**Dataset records**:

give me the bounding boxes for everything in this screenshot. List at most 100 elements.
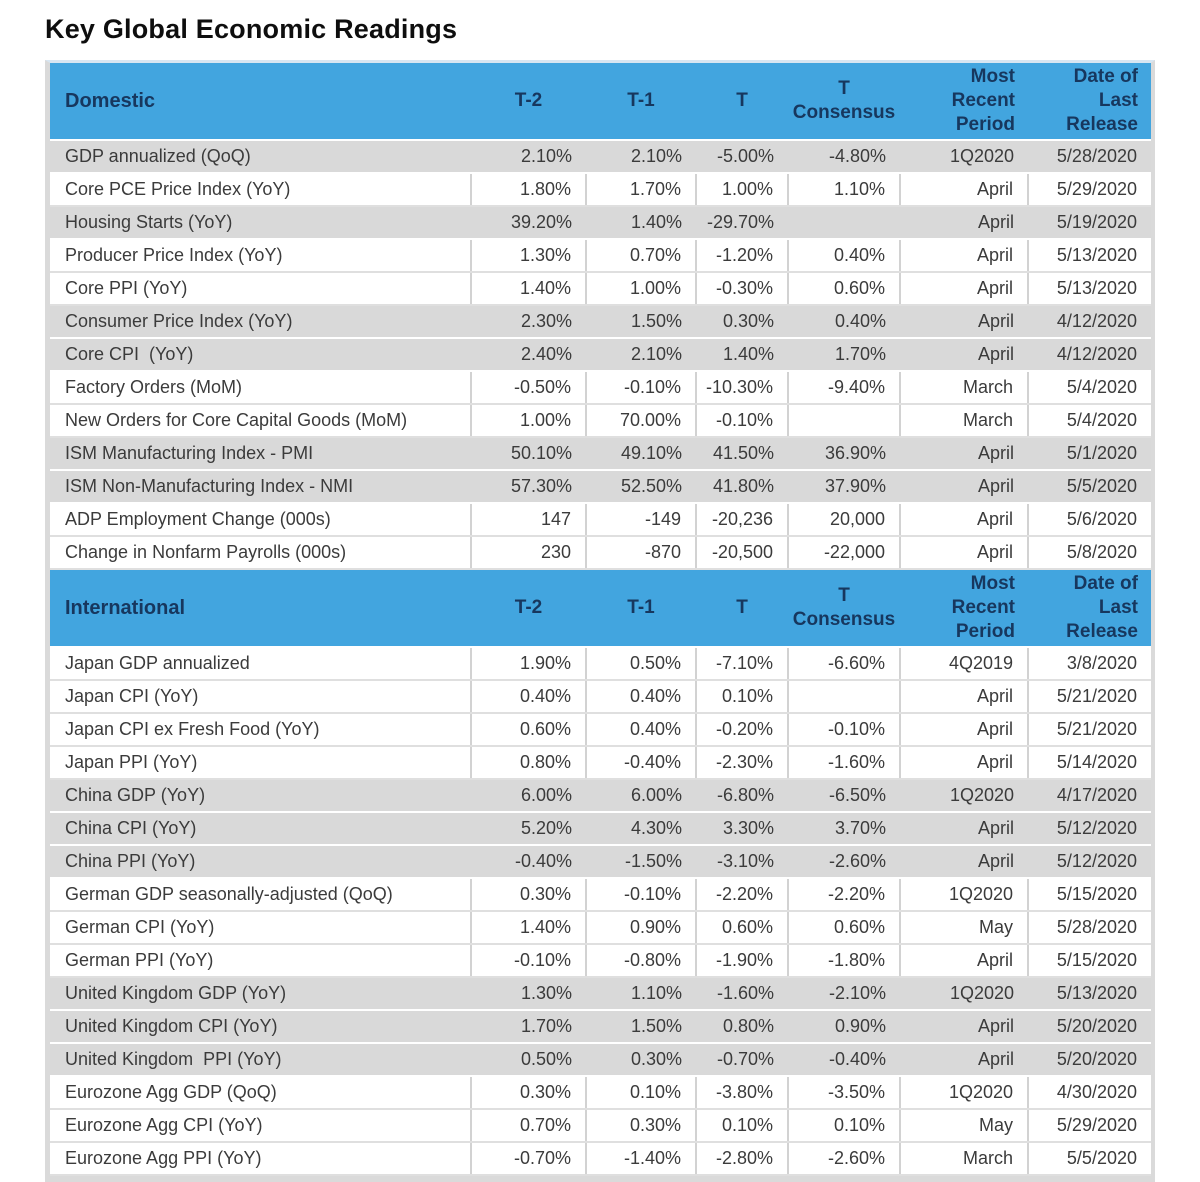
- cell-t: -3.10%: [696, 845, 788, 879]
- cell-t2: 0.60%: [470, 713, 586, 747]
- table-row: New Orders for Core Capital Goods (MoM) …: [50, 404, 1151, 438]
- cell-t1: 1.00%: [585, 272, 696, 306]
- cell-t1: 52.50%: [586, 470, 696, 504]
- cell-t2: 0.30%: [470, 878, 586, 912]
- cell-t: 1.40%: [696, 338, 788, 372]
- column-header-release: Date of Last Release: [1028, 569, 1151, 648]
- cell-period: April: [900, 1043, 1028, 1077]
- cell-t1: 0.70%: [585, 239, 696, 273]
- cell-t1: -0.10%: [585, 371, 696, 405]
- cell-indicator-name: Eurozone Agg PPI (YoY): [50, 1142, 471, 1176]
- table-row: Change in Nonfarm Payrolls (000s) 230 -8…: [50, 536, 1151, 570]
- cell-release: 5/5/2020: [1027, 1142, 1151, 1176]
- cell-period: March: [899, 404, 1028, 438]
- cell-consensus: -9.40%: [787, 371, 900, 405]
- cell-t: -1.90%: [695, 944, 788, 978]
- cell-consensus: 3.70%: [788, 812, 900, 846]
- cell-t: 0.10%: [695, 680, 788, 714]
- cell-t: -2.20%: [695, 878, 788, 912]
- table-row: Factory Orders (MoM) -0.50% -0.10% -10.3…: [50, 371, 1151, 405]
- column-header-period: Most Recent Period: [900, 63, 1028, 141]
- cell-period: April: [900, 470, 1028, 504]
- cell-t: -3.80%: [695, 1076, 788, 1110]
- table-row: Eurozone Agg GDP (QoQ) 0.30% 0.10% -3.80…: [50, 1076, 1151, 1110]
- cell-release: 4/17/2020: [1028, 779, 1151, 813]
- cell-consensus: 20,000: [787, 503, 900, 537]
- cell-t2: 230: [470, 536, 586, 570]
- cell-release: 5/4/2020: [1027, 371, 1151, 405]
- column-header-t1: T-1: [586, 63, 696, 141]
- cell-indicator-name: Factory Orders (MoM): [50, 371, 471, 405]
- column-header-t1: T-1: [586, 569, 696, 648]
- cell-indicator-name: Core PPI (YoY): [50, 272, 471, 306]
- cell-consensus: 37.90%: [788, 470, 900, 504]
- cell-period: 1Q2020: [900, 977, 1028, 1011]
- cell-t1: 0.40%: [585, 713, 696, 747]
- table-row: Consumer Price Index (YoY) 2.30% 1.50% 0…: [50, 305, 1151, 339]
- cell-consensus: 36.90%: [788, 437, 900, 471]
- cell-consensus: -0.10%: [787, 713, 900, 747]
- table-row: German GDP seasonally-adjusted (QoQ) 0.3…: [50, 878, 1151, 912]
- cell-release: 5/29/2020: [1027, 173, 1151, 207]
- cell-consensus: 0.90%: [788, 1010, 900, 1044]
- cell-t2: 5.20%: [471, 812, 586, 846]
- cell-period: May: [899, 911, 1028, 945]
- economic-table: Domestic T-2 T-1 T T Consensus Most Rece…: [50, 63, 1151, 1176]
- cell-consensus: -2.20%: [787, 878, 900, 912]
- cell-consensus: 0.60%: [787, 272, 900, 306]
- cell-t: -1.60%: [696, 977, 788, 1011]
- cell-release: 5/15/2020: [1027, 944, 1151, 978]
- economic-readings-table: Domestic T-2 T-1 T T Consensus Most Rece…: [45, 60, 1155, 1182]
- table-row: ISM Manufacturing Index - PMI 50.10% 49.…: [50, 437, 1151, 471]
- cell-indicator-name: GDP annualized (QoQ): [50, 140, 471, 174]
- cell-release: 5/14/2020: [1027, 746, 1151, 780]
- cell-period: 1Q2020: [899, 1076, 1028, 1110]
- cell-period: April: [899, 239, 1028, 273]
- cell-period: 1Q2020: [900, 140, 1028, 174]
- cell-consensus: -6.60%: [787, 647, 900, 681]
- cell-t: 41.80%: [696, 470, 788, 504]
- cell-release: 4/12/2020: [1028, 338, 1151, 372]
- cell-t2: 1.80%: [470, 173, 586, 207]
- cell-t1: 0.30%: [585, 1109, 696, 1143]
- cell-t2: 1.30%: [471, 977, 586, 1011]
- table-row: German CPI (YoY) 1.40% 0.90% 0.60% 0.60%…: [50, 911, 1151, 945]
- cell-t2: -0.10%: [470, 944, 586, 978]
- cell-consensus: -0.40%: [788, 1043, 900, 1077]
- cell-consensus: [788, 206, 900, 240]
- cell-release: 5/20/2020: [1028, 1043, 1151, 1077]
- cell-t1: -149: [585, 503, 696, 537]
- cell-t1: 2.10%: [586, 140, 696, 174]
- table-row: Producer Price Index (YoY) 1.30% 0.70% -…: [50, 239, 1151, 273]
- cell-period: 4Q2019: [899, 647, 1028, 681]
- cell-t2: -0.40%: [471, 845, 586, 879]
- cell-consensus: -22,000: [787, 536, 900, 570]
- cell-consensus: -4.80%: [788, 140, 900, 174]
- cell-t: -7.10%: [695, 647, 788, 681]
- cell-indicator-name: New Orders for Core Capital Goods (MoM): [50, 404, 471, 438]
- cell-indicator-name: Japan GDP annualized: [50, 647, 471, 681]
- cell-t: -20,500: [695, 536, 788, 570]
- cell-t1: 70.00%: [585, 404, 696, 438]
- domestic-header-row: Domestic T-2 T-1 T T Consensus Most Rece…: [50, 63, 1151, 141]
- table-row: Core CPI (YoY) 2.40% 2.10% 1.40% 1.70% A…: [50, 338, 1151, 372]
- cell-t2: 2.40%: [471, 338, 586, 372]
- cell-t2: 1.30%: [470, 239, 586, 273]
- cell-consensus: [787, 404, 900, 438]
- cell-indicator-name: Housing Starts (YoY): [50, 206, 471, 240]
- cell-indicator-name: Japan CPI ex Fresh Food (YoY): [50, 713, 471, 747]
- cell-consensus: 0.40%: [788, 305, 900, 339]
- cell-t1: -0.40%: [585, 746, 696, 780]
- cell-t: 3.30%: [696, 812, 788, 846]
- cell-t: -0.70%: [696, 1043, 788, 1077]
- cell-indicator-name: Eurozone Agg CPI (YoY): [50, 1109, 471, 1143]
- cell-indicator-name: ADP Employment Change (000s): [50, 503, 471, 537]
- cell-t: 0.10%: [695, 1109, 788, 1143]
- cell-period: April: [899, 503, 1028, 537]
- cell-period: April: [900, 437, 1028, 471]
- column-header-period: Most Recent Period: [900, 569, 1028, 648]
- cell-t: -10.30%: [695, 371, 788, 405]
- cell-t: -29.70%: [696, 206, 788, 240]
- cell-release: 5/13/2020: [1028, 977, 1151, 1011]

**Direction**: Copy all the records above line for line, omitting the pictures.

**Solution**:
give me the bounding boxes for everything in this screenshot. List at most 100 elements.
- cell-t: -3.10%: [696, 845, 788, 879]
- cell-t2: 0.60%: [470, 713, 586, 747]
- table-row: New Orders for Core Capital Goods (MoM) …: [50, 404, 1151, 438]
- cell-t1: 1.00%: [585, 272, 696, 306]
- cell-t1: 52.50%: [586, 470, 696, 504]
- cell-t2: 0.30%: [470, 878, 586, 912]
- cell-t: 1.40%: [696, 338, 788, 372]
- column-header-release: Date of Last Release: [1028, 569, 1151, 648]
- cell-period: April: [900, 1043, 1028, 1077]
- cell-t1: 0.70%: [585, 239, 696, 273]
- cell-t1: -0.10%: [585, 371, 696, 405]
- cell-indicator-name: Eurozone Agg PPI (YoY): [50, 1142, 471, 1176]
- table-row: Change in Nonfarm Payrolls (000s) 230 -8…: [50, 536, 1151, 570]
- cell-release: 5/5/2020: [1027, 1142, 1151, 1176]
- cell-period: March: [899, 404, 1028, 438]
- cell-consensus: -9.40%: [787, 371, 900, 405]
- cell-t: -1.90%: [695, 944, 788, 978]
- cell-consensus: 3.70%: [788, 812, 900, 846]
- cell-t: 0.10%: [695, 680, 788, 714]
- cell-t: -2.20%: [695, 878, 788, 912]
- table-row: Factory Orders (MoM) -0.50% -0.10% -10.3…: [50, 371, 1151, 405]
- column-header-period: Most Recent Period: [900, 63, 1028, 141]
- cell-period: April: [900, 470, 1028, 504]
- cell-t: -3.80%: [695, 1076, 788, 1110]
- table-row: Eurozone Agg GDP (QoQ) 0.30% 0.10% -3.80…: [50, 1076, 1151, 1110]
- cell-release: 4/17/2020: [1028, 779, 1151, 813]
- cell-consensus: 20,000: [787, 503, 900, 537]
- cell-t2: 230: [470, 536, 586, 570]
- cell-release: 5/4/2020: [1027, 371, 1151, 405]
- column-header-t1: T-1: [586, 63, 696, 141]
- cell-indicator-name: Factory Orders (MoM): [50, 371, 471, 405]
- column-header-t1: T-1: [586, 569, 696, 648]
- cell-indicator-name: Core PPI (YoY): [50, 272, 471, 306]
- cell-consensus: 37.90%: [788, 470, 900, 504]
- cell-period: 1Q2020: [900, 977, 1028, 1011]
- cell-t1: 0.40%: [585, 713, 696, 747]
- table-row: Consumer Price Index (YoY) 2.30% 1.50% 0…: [50, 305, 1151, 339]
- cell-consensus: 36.90%: [788, 437, 900, 471]
- cell-consensus: -0.10%: [787, 713, 900, 747]
- table-row: German GDP seasonally-adjusted (QoQ) 0.3…: [50, 878, 1151, 912]
- cell-release: 5/29/2020: [1027, 173, 1151, 207]
- cell-consensus: 0.90%: [788, 1010, 900, 1044]
- cell-t2: 5.20%: [471, 812, 586, 846]
- cell-period: May: [899, 911, 1028, 945]
- economic-table: Domestic T-2 T-1 T T Consensus Most Rece…: [50, 63, 1151, 1176]
- cell-consensus: -2.20%: [787, 878, 900, 912]
- cell-consensus: 0.60%: [787, 272, 900, 306]
- cell-t: -1.60%: [696, 977, 788, 1011]
- cell-release: 5/15/2020: [1027, 944, 1151, 978]
- economic-readings-table: Domestic T-2 T-1 T T Consensus Most Rece…: [45, 60, 1155, 1182]
- table-row: ISM Manufacturing Index - PMI 50.10% 49.…: [50, 437, 1151, 471]
- cell-indicator-name: GDP annualized (QoQ): [50, 140, 471, 174]
- cell-release: 5/14/2020: [1027, 746, 1151, 780]
- cell-period: 1Q2020: [899, 1076, 1028, 1110]
- cell-period: April: [899, 239, 1028, 273]
- cell-period: 1Q2020: [900, 140, 1028, 174]
- cell-consensus: -6.60%: [787, 647, 900, 681]
- cell-t: 41.80%: [696, 470, 788, 504]
- cell-release: 4/12/2020: [1028, 338, 1151, 372]
- cell-t2: 1.80%: [470, 173, 586, 207]
- cell-t1: 0.30%: [585, 1109, 696, 1143]
- cell-t2: 1.30%: [471, 977, 586, 1011]
- table-row: German CPI (YoY) 1.40% 0.90% 0.60% 0.60%…: [50, 911, 1151, 945]
- cell-t2: -0.10%: [470, 944, 586, 978]
- cell-consensus: -0.40%: [788, 1043, 900, 1077]
- cell-consensus: [788, 206, 900, 240]
- cell-release: 5/20/2020: [1028, 1043, 1151, 1077]
- cell-t1: -149: [585, 503, 696, 537]
- cell-t1: 2.10%: [586, 140, 696, 174]
- table-row: Producer Price Index (YoY) 1.30% 0.70% -…: [50, 239, 1151, 273]
- cell-period: 4Q2019: [899, 647, 1028, 681]
- cell-t2: -0.40%: [471, 845, 586, 879]
- cell-consensus: -22,000: [787, 536, 900, 570]
- cell-consensus: -4.80%: [788, 140, 900, 174]
- cell-t: -7.10%: [695, 647, 788, 681]
- cell-indicator-name: New Orders for Core Capital Goods (MoM): [50, 404, 471, 438]
- cell-indicator-name: Japan GDP annualized: [50, 647, 471, 681]
- cell-t: -20,500: [695, 536, 788, 570]
- cell-t1: 70.00%: [585, 404, 696, 438]
- domestic-header-row: Domestic T-2 T-1 T T Consensus Most Rece…: [50, 63, 1151, 141]
- table-row: Core CPI (YoY) 2.40% 2.10% 1.40% 1.70% A…: [50, 338, 1151, 372]
- cell-t2: 2.40%: [471, 338, 586, 372]
- cell-t2: 1.30%: [470, 239, 586, 273]
- cell-consensus: [787, 404, 900, 438]
- cell-indicator-name: Housing Starts (YoY): [50, 206, 471, 240]
- cell-indicator-name: Japan CPI ex Fresh Food (YoY): [50, 713, 471, 747]
- cell-consensus: 0.40%: [788, 305, 900, 339]
- cell-t1: -0.40%: [585, 746, 696, 780]
- cell-t: 3.30%: [696, 812, 788, 846]
- cell-t: -0.70%: [696, 1043, 788, 1077]
- cell-indicator-name: Eurozone Agg CPI (YoY): [50, 1109, 471, 1143]
- cell-indicator-name: ADP Employment Change (000s): [50, 503, 471, 537]
- cell-t: 0.10%: [695, 1109, 788, 1143]
- cell-period: April: [899, 503, 1028, 537]
- cell-period: April: [900, 437, 1028, 471]
- column-header-period: Most Recent Period: [900, 569, 1028, 648]
- cell-t: -10.30%: [695, 371, 788, 405]
- cell-t: -29.70%: [696, 206, 788, 240]
- cell-release: 5/13/2020: [1028, 977, 1151, 1011]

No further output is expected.